▼
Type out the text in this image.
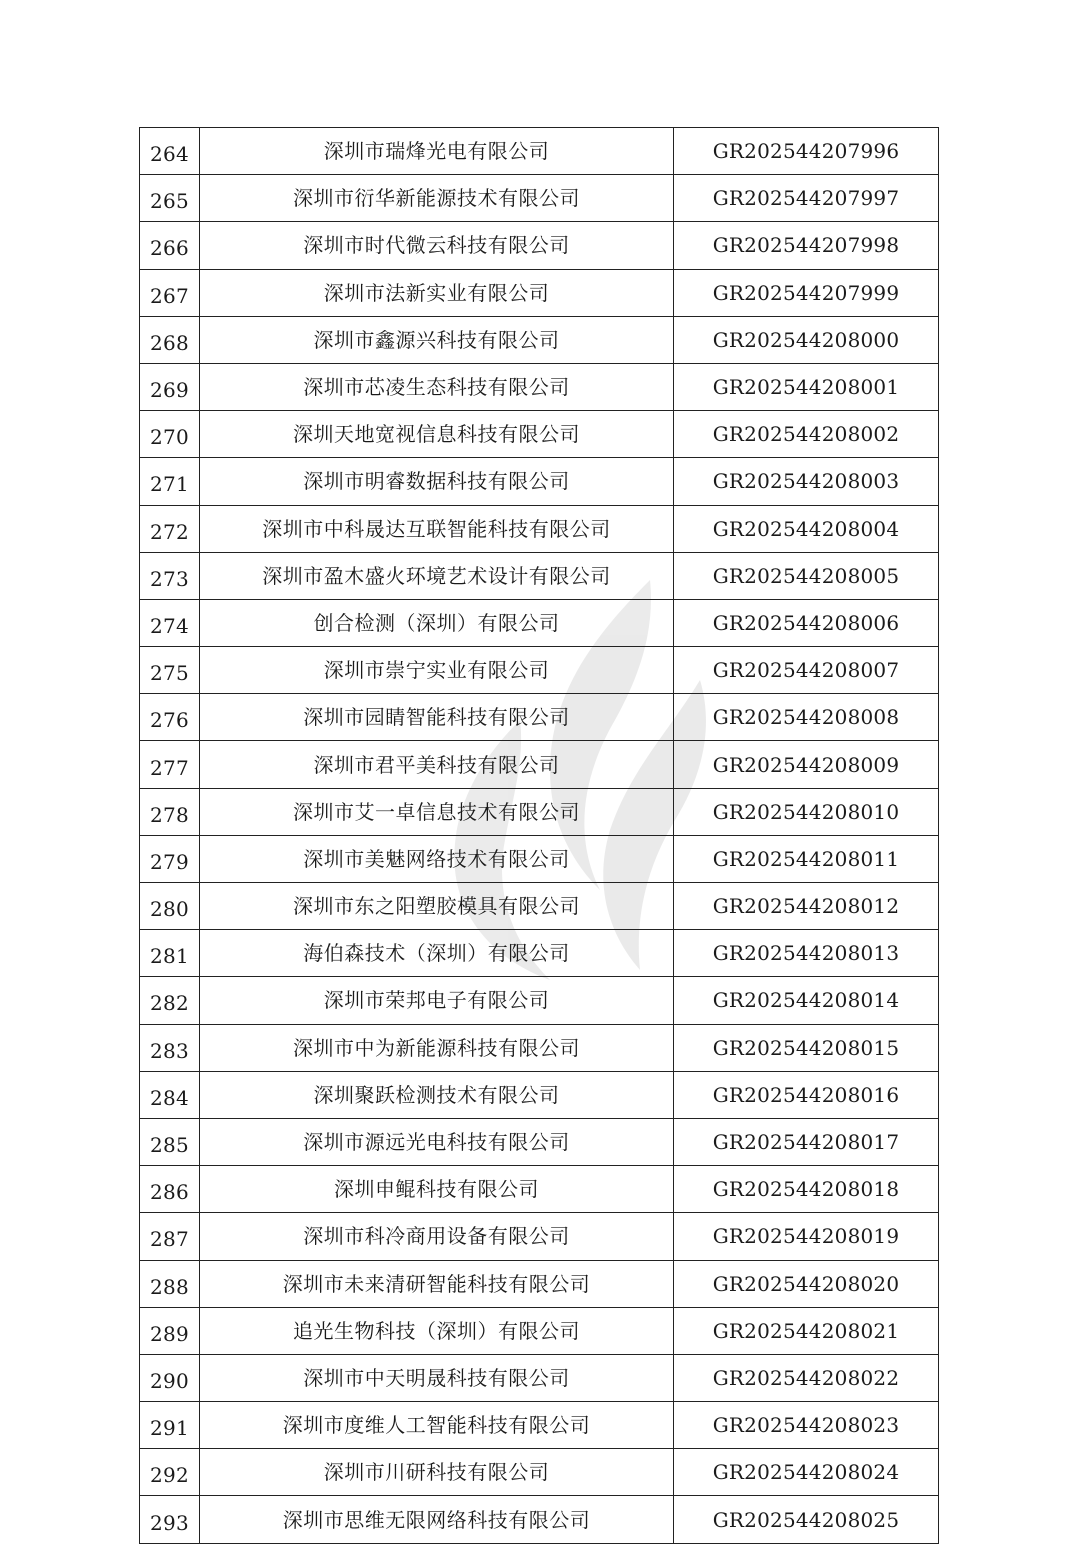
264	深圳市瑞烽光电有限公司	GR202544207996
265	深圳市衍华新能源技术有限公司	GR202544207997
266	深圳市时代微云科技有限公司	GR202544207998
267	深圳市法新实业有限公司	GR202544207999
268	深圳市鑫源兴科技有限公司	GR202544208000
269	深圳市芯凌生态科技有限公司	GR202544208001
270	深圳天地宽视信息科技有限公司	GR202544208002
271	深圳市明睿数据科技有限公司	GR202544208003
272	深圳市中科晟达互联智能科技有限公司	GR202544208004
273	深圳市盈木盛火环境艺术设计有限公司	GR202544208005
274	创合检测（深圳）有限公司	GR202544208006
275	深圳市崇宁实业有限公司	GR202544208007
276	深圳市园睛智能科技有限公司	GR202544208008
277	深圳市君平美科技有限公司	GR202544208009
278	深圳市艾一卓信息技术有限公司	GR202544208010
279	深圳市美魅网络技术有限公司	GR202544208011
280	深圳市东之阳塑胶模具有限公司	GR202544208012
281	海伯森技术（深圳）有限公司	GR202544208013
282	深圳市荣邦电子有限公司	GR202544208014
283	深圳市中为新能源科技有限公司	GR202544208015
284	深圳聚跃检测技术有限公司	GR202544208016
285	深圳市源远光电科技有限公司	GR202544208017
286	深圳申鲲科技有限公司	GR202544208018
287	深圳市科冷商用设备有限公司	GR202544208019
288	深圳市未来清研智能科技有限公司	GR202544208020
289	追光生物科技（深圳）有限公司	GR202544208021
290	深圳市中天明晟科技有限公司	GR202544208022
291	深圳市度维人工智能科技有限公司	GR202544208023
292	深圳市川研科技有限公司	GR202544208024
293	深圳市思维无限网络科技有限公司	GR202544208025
▲
▼
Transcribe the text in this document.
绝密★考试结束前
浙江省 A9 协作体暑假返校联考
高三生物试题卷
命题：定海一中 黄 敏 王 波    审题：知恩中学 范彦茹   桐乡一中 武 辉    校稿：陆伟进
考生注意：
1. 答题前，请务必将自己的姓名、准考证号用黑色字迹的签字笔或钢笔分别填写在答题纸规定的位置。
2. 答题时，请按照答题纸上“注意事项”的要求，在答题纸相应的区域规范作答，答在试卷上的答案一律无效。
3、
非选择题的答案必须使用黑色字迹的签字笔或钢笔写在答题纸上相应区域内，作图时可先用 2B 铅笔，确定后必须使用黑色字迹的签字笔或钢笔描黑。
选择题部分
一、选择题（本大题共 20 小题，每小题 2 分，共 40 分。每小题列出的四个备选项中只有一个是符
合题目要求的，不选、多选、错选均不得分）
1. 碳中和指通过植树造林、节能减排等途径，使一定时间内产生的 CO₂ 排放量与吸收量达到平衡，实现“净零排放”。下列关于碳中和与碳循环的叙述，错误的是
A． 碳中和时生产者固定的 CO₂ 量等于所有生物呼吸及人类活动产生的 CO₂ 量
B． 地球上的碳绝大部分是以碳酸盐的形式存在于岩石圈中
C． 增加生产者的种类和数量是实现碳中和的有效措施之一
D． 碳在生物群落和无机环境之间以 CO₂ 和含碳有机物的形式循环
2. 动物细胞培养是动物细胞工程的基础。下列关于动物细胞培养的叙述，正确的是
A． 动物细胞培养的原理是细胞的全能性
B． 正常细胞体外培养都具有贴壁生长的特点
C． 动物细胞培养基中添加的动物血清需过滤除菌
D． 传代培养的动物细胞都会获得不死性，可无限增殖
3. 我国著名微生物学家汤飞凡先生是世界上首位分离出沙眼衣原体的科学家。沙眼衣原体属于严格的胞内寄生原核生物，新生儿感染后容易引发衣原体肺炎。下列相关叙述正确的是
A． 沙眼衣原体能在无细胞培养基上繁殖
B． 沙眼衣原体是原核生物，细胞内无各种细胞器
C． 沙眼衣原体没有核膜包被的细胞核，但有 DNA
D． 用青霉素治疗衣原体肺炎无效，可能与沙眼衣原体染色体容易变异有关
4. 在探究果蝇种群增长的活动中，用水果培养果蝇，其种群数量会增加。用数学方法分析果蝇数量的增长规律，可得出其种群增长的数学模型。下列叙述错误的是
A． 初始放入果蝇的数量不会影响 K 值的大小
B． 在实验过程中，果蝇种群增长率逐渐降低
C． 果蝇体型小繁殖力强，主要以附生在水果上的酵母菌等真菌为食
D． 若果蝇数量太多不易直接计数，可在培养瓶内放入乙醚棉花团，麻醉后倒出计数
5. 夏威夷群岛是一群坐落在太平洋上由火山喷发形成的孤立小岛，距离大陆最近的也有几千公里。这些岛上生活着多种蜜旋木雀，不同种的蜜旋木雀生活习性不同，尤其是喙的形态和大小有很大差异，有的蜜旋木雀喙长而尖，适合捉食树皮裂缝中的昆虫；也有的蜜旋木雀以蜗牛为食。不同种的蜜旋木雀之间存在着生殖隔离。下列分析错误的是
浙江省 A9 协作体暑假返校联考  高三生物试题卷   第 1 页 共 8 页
▲
Given task:
From the data above, copy each line that has the string "text".

The solution:
Type out the text in this image.
Transcribe the text in this document.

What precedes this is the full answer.